**TASK DIRECTIONS:**
A single number is the answer here: how many lines of the entries contain "Tandatangan"?
══ GIVEN DATA
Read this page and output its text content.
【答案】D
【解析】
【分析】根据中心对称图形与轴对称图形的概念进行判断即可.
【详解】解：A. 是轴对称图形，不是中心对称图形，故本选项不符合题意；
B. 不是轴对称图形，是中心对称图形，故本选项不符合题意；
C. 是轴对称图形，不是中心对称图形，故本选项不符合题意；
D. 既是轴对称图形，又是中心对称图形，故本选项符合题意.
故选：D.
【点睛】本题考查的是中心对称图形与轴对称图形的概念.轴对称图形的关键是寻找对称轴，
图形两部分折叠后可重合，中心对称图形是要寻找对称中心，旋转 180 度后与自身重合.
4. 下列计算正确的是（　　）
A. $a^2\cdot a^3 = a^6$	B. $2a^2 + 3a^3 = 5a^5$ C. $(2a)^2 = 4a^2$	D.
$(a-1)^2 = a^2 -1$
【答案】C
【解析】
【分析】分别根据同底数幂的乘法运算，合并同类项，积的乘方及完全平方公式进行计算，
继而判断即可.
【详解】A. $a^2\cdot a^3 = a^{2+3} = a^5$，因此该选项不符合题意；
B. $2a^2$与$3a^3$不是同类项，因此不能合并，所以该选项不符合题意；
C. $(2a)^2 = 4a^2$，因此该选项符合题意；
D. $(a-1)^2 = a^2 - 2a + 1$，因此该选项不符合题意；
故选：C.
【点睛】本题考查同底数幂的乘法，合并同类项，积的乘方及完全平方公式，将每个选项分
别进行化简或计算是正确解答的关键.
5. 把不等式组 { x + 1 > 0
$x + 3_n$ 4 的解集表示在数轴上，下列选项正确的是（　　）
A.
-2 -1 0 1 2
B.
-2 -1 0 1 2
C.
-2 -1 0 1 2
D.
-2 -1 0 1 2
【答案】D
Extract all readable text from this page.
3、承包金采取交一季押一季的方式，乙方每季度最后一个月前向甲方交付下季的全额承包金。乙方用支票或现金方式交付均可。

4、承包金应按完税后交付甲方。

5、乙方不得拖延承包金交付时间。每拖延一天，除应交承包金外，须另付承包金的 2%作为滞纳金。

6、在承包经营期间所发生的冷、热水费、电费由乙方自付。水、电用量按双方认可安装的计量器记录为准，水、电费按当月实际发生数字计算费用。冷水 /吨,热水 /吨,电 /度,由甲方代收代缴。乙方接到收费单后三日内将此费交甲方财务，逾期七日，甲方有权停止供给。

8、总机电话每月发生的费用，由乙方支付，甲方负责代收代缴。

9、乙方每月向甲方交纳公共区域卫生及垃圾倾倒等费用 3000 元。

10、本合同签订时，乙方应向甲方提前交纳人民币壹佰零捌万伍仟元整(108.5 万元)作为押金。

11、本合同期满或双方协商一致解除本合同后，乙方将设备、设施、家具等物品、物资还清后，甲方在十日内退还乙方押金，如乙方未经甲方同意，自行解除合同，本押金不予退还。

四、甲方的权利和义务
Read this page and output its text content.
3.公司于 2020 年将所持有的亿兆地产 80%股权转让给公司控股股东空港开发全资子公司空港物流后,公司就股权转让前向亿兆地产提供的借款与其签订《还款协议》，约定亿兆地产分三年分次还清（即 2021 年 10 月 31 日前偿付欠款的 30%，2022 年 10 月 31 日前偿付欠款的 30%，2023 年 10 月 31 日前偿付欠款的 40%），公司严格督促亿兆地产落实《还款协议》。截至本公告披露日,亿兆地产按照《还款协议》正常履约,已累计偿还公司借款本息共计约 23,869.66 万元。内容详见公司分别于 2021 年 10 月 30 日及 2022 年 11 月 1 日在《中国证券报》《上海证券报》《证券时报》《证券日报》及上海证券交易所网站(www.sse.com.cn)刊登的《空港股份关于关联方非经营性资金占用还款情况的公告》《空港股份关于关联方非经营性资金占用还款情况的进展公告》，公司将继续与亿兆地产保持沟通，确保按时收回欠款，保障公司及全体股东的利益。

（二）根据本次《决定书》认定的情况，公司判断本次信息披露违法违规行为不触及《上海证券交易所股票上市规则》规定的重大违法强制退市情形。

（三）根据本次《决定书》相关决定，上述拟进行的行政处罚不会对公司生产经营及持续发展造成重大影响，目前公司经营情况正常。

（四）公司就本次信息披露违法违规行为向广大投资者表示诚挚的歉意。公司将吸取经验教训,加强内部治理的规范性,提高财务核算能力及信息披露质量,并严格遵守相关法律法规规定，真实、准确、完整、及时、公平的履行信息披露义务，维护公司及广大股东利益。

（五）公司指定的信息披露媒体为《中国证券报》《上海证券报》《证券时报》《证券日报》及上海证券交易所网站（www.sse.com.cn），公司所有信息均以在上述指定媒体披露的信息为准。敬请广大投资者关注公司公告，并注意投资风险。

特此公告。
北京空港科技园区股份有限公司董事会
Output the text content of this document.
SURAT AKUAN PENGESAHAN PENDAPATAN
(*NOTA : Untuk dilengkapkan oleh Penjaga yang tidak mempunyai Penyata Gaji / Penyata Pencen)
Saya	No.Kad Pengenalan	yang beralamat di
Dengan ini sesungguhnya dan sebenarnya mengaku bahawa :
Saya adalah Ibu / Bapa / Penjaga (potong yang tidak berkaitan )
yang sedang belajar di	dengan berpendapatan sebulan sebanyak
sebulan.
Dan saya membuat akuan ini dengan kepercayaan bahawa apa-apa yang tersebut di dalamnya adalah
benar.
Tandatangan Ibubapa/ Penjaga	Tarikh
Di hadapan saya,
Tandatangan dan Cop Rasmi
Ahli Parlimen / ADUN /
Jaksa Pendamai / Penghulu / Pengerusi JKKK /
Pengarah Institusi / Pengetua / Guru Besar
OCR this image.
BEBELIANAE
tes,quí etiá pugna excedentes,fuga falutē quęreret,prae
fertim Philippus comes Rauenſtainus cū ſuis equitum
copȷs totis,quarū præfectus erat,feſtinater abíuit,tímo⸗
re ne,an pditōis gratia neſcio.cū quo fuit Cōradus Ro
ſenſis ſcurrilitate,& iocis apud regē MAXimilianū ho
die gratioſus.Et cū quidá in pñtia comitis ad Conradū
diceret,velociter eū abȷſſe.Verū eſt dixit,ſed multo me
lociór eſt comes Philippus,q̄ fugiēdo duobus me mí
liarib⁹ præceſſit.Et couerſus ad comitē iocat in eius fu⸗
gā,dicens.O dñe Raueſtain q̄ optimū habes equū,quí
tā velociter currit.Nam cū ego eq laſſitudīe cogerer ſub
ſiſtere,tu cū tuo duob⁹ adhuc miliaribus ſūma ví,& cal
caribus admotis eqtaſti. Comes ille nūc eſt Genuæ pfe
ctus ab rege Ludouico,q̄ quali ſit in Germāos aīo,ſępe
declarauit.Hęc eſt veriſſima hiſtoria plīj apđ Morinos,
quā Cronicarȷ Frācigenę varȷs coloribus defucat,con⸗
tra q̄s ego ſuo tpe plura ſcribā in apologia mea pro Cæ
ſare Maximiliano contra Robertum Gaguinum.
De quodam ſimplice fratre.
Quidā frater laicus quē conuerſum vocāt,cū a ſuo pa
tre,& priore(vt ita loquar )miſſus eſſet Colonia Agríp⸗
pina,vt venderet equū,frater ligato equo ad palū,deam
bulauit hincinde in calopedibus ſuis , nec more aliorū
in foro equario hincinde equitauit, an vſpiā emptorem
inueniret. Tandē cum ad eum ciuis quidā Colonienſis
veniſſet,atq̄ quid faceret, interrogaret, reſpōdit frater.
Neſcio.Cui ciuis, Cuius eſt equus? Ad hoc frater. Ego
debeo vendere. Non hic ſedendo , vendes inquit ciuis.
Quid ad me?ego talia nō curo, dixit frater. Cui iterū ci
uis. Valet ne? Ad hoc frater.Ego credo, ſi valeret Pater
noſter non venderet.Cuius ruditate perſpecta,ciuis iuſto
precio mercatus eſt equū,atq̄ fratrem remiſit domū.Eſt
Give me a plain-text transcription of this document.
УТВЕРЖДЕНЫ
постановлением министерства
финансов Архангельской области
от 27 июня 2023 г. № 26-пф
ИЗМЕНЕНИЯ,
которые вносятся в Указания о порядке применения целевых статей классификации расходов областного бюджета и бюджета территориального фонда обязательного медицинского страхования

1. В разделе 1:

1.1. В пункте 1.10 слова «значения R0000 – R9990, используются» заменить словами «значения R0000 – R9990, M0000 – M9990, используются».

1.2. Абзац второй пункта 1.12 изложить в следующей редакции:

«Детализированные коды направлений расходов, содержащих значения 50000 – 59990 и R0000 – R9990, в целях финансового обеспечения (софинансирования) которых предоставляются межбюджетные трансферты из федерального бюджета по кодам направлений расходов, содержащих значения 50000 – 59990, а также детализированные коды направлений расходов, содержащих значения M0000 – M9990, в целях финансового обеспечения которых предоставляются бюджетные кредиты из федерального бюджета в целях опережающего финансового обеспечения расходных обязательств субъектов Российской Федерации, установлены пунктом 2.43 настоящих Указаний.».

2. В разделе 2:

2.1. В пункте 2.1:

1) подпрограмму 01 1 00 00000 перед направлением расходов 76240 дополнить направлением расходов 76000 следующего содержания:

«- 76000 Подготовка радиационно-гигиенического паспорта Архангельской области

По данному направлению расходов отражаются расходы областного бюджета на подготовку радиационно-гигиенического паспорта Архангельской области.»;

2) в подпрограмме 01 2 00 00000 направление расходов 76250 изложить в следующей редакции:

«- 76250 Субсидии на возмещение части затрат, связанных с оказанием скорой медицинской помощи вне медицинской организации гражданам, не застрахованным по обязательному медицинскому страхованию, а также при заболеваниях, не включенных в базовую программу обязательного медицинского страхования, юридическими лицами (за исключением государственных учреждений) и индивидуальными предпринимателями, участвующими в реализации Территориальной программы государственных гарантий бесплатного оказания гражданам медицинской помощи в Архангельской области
════
**TASK OUTPUT:**
2